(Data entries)
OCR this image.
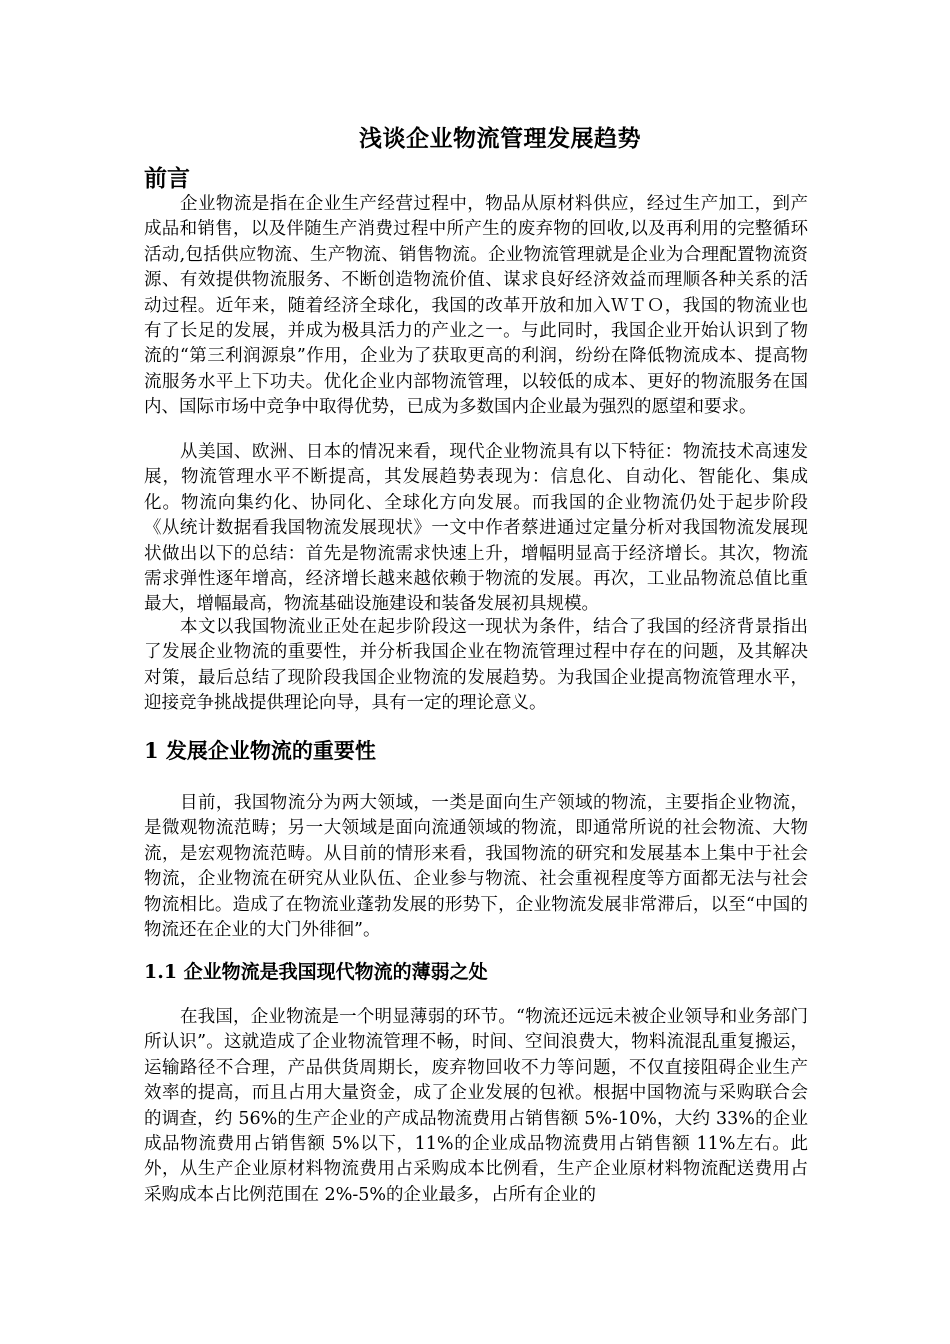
浅谈企业物流管理发展趋势
前言

企业物流是指在企业生产经营过程中，物品从原材料供应，经过生产加工，到产成品和销售，以及伴随生产消费过程中所产生的废弃物的回收,以及再利用的完整循环活动,包括供应物流、生产物流、销售物流。企业物流管理就是企业为合理配置物流资源、有效提供物流服务、不断创造物流价值、谋求良好经济效益而理顺各种关系的活动过程。近年来，随着经济全球化，我国的改革开放和加入ＷＴＯ，我国的物流业也有了长足的发展，并成为极具活力的产业之一。与此同时，我国企业开始认识到了物流的“第三利润源泉”作用，企业为了获取更高的利润，纷纷在降低物流成本、提高物流服务水平上下功夫。优化企业内部物流管理，以较低的成本、更好的物流服务在国内、国际市场中竞争中取得优势，已成为多数国内企业最为强烈的愿望和要求。

从美国、欧洲、日本的情况来看，现代企业物流具有以下特征：物流技术高速发展，物流管理水平不断提高，其发展趋势表现为：信息化、自动化、智能化、集成化。物流向集约化、协同化、全球化方向发展。而我国的企业物流仍处于起步阶段《从统计数据看我国物流发展现状》一文中作者蔡进通过定量分析对我国物流发展现状做出以下的总结：首先是物流需求快速上升，增幅明显高于经济增长。其次，物流需求弹性逐年增高，经济增长越来越依赖于物流的发展。再次，工业品物流总值比重最大，增幅最高，物流基础设施建设和装备发展初具规模。

本文以我国物流业正处在起步阶段这一现状为条件，结合了我国的经济背景指出了发展企业物流的重要性，并分析我国企业在物流管理过程中存在的问题，及其解决对策，最后总结了现阶段我国企业物流的发展趋势。为我国企业提高物流管理水平，迎接竞争挑战提供理论向导，具有一定的理论意义。

1 发展企业物流的重要性

目前，我国物流分为两大领域，一类是面向生产领域的物流，主要指企业物流，是微观物流范畴；另一大领域是面向流通领域的物流，即通常所说的社会物流、大物流，是宏观物流范畴。从目前的情形来看，我国物流的研究和发展基本上集中于社会物流，企业物流在研究从业队伍、企业参与物流、社会重视程度等方面都无法与社会物流相比。造成了在物流业蓬勃发展的形势下，企业物流发展非常滞后，以至“中国的物流还在企业的大门外徘徊”。

1.1 企业物流是我国现代物流的薄弱之处

在我国，企业物流是一个明显薄弱的环节。“物流还远远未被企业领导和业务部门所认识”。这就造成了企业物流管理不畅，时间、空间浪费大，物料流混乱重复搬运，运输路径不合理，产品供货周期长，废弃物回收不力等问题，不仅直接阻碍企业生产效率的提高，而且占用大量资金，成了企业发展的包袱。根据中国物流与采购联合会的调查，约 56%的生产企业的产成品物流费用占销售额 5%-10%，大约 33%的企业成品物流费用占销售额 5%以下，11%的企业成品物流费用占销售额 11%左右。此外，从生产企业原材料物流费用占采购成本比例看，生产企业原材料物流配送费用占采购成本占比例范围在 2%-5%的企业最多，占所有企业的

WORK TO COMPLETE — Your copy of the data above should match it exactly, except that pictures are left out.

IN RESPONSE —
OCR this image.
浅谈企业物流管理发展趋势
前言

企业物流是指在企业生产经营过程中，物品从原材料供应，经过生产加工，到产成品和销售，以及伴随生产消费过程中所产生的废弃物的回收,以及再利用的完整循环活动,包括供应物流、生产物流、销售物流。企业物流管理就是企业为合理配置物流资源、有效提供物流服务、不断创造物流价值、谋求良好经济效益而理顺各种关系的活动过程。近年来，随着经济全球化，我国的改革开放和加入ＷＴＯ，我国的物流业也有了长足的发展，并成为极具活力的产业之一。与此同时，我国企业开始认识到了物流的“第三利润源泉”作用，企业为了获取更高的利润，纷纷在降低物流成本、提高物流服务水平上下功夫。优化企业内部物流管理，以较低的成本、更好的物流服务在国内、国际市场中竞争中取得优势，已成为多数国内企业最为强烈的愿望和要求。

从美国、欧洲、日本的情况来看，现代企业物流具有以下特征：物流技术高速发展，物流管理水平不断提高，其发展趋势表现为：信息化、自动化、智能化、集成化。物流向集约化、协同化、全球化方向发展。而我国的企业物流仍处于起步阶段《从统计数据看我国物流发展现状》一文中作者蔡进通过定量分析对我国物流发展现状做出以下的总结：首先是物流需求快速上升，增幅明显高于经济增长。其次，物流需求弹性逐年增高，经济增长越来越依赖于物流的发展。再次，工业品物流总值比重最大，增幅最高，物流基础设施建设和装备发展初具规模。

本文以我国物流业正处在起步阶段这一现状为条件，结合了我国的经济背景指出了发展企业物流的重要性，并分析我国企业在物流管理过程中存在的问题，及其解决对策，最后总结了现阶段我国企业物流的发展趋势。为我国企业提高物流管理水平，迎接竞争挑战提供理论向导，具有一定的理论意义。

1 发展企业物流的重要性

目前，我国物流分为两大领域，一类是面向生产领域的物流，主要指企业物流，是微观物流范畴；另一大领域是面向流通领域的物流，即通常所说的社会物流、大物流，是宏观物流范畴。从目前的情形来看，我国物流的研究和发展基本上集中于社会物流，企业物流在研究从业队伍、企业参与物流、社会重视程度等方面都无法与社会物流相比。造成了在物流业蓬勃发展的形势下，企业物流发展非常滞后，以至“中国的物流还在企业的大门外徘徊”。

1.1 企业物流是我国现代物流的薄弱之处

在我国，企业物流是一个明显薄弱的环节。“物流还远远未被企业领导和业务部门所认识”。这就造成了企业物流管理不畅，时间、空间浪费大，物料流混乱重复搬运，运输路径不合理，产品供货周期长，废弃物回收不力等问题，不仅直接阻碍企业生产效率的提高，而且占用大量资金，成了企业发展的包袱。根据中国物流与采购联合会的调查，约 56%的生产企业的产成品物流费用占销售额 5%-10%，大约 33%的企业成品物流费用占销售额 5%以下，11%的企业成品物流费用占销售额 11%左右。此外，从生产企业原材料物流费用占采购成本比例看，生产企业原材料物流配送费用占采购成本占比例范围在 2%-5%的企业最多，占所有企业的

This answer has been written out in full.